Stated problem: Below are the records; reproduce all of them exactly but without any images.

Dataset items:
^^^^^^^^^^^^^^^^

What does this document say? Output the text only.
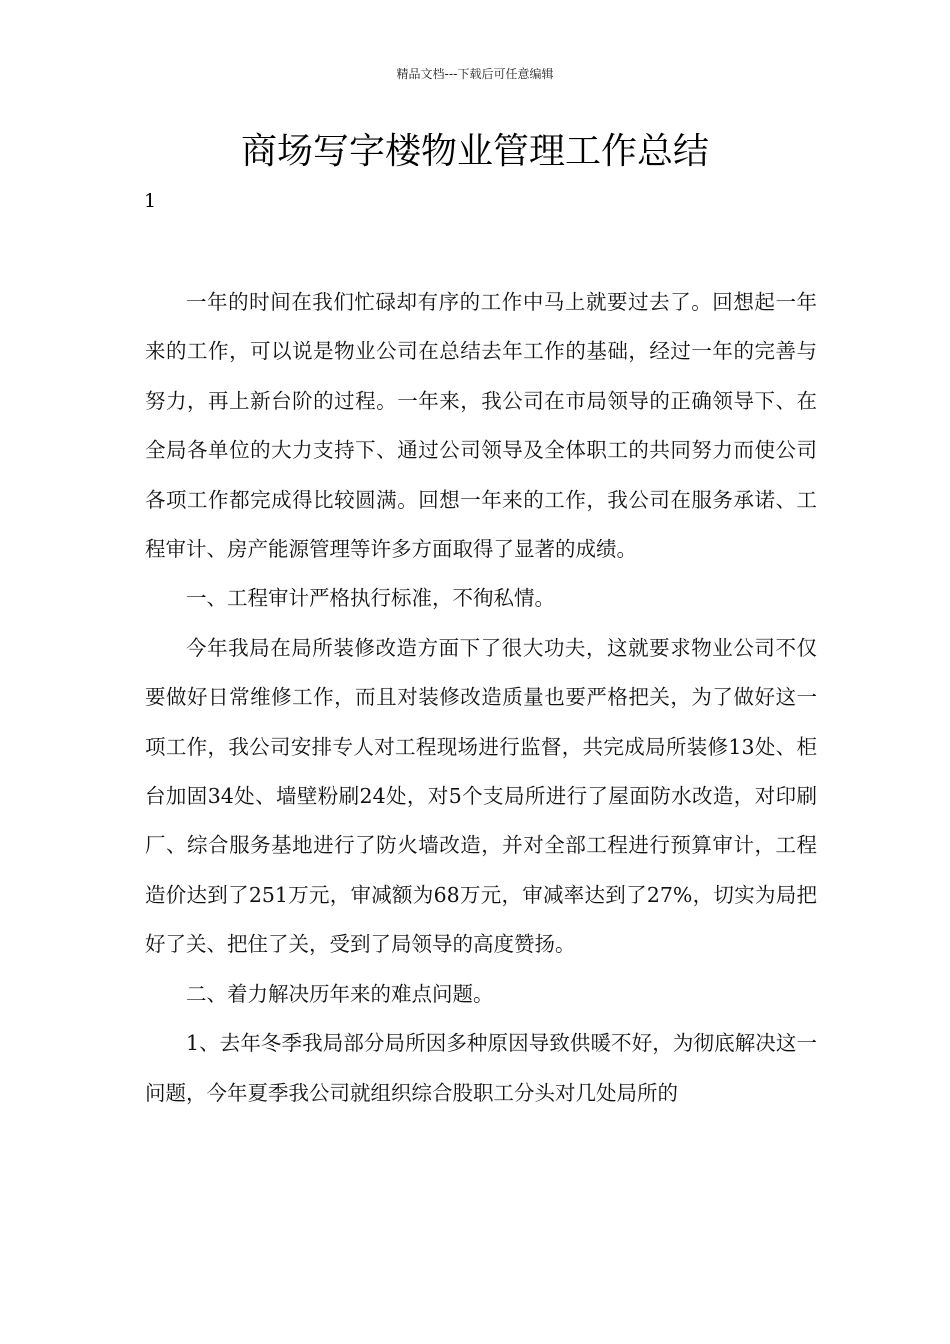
精品文档---下载后可任意编辑
商场写字楼物业管理工作总结
1

一年的时间在我们忙碌却有序的工作中马上就要过去了。回想起一年来的工作，可以说是物业公司在总结去年工作的基础，经过一年的完善与努力，再上新台阶的过程。一年来，我公司在市局领导的正确领导下、在全局各单位的大力支持下、通过公司领导及全体职工的共同努力而使公司各项工作都完成得比较圆满。回想一年来的工作，我公司在服务承诺、工程审计、房产能源管理等许多方面取得了显著的成绩。

一、工程审计严格执行标准，不徇私情。

今年我局在局所装修改造方面下了很大功夫，这就要求物业公司不仅要做好日常维修工作，而且对装修改造质量也要严格把关，为了做好这一项工作，我公司安排专人对工程现场进行监督，共完成局所装修13处、柜台加固34处、墙壁粉刷24处，对5个支局所进行了屋面防水改造，对印刷厂、综合服务基地进行了防火墙改造，并对全部工程进行预算审计，工程造价达到了251万元，审减额为68万元，审减率达到了27%，切实为局把好了关、把住了关，受到了局领导的高度赞扬。

二、着力解决历年来的难点问题。

1、去年冬季我局部分局所因多种原因导致供暖不好，为彻底解决这一问题，今年夏季我公司就组织综合股职工分头对几处局所的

^^^^^^^^^^^^^^^^

Task answer:
What does this document say? Output the text only.
精品文档---下载后可任意编辑
商场写字楼物业管理工作总结
1

一年的时间在我们忙碌却有序的工作中马上就要过去了。回想起一年来的工作，可以说是物业公司在总结去年工作的基础，经过一年的完善与努力，再上新台阶的过程。一年来，我公司在市局领导的正确领导下、在全局各单位的大力支持下、通过公司领导及全体职工的共同努力而使公司各项工作都完成得比较圆满。回想一年来的工作，我公司在服务承诺、工程审计、房产能源管理等许多方面取得了显著的成绩。

一、工程审计严格执行标准，不徇私情。

今年我局在局所装修改造方面下了很大功夫，这就要求物业公司不仅要做好日常维修工作，而且对装修改造质量也要严格把关，为了做好这一项工作，我公司安排专人对工程现场进行监督，共完成局所装修13处、柜台加固34处、墙壁粉刷24处，对5个支局所进行了屋面防水改造，对印刷厂、综合服务基地进行了防火墙改造，并对全部工程进行预算审计，工程造价达到了251万元，审减额为68万元，审减率达到了27%，切实为局把好了关、把住了关，受到了局领导的高度赞扬。

二、着力解决历年来的难点问题。

1、去年冬季我局部分局所因多种原因导致供暖不好，为彻底解决这一问题，今年夏季我公司就组织综合股职工分头对几处局所的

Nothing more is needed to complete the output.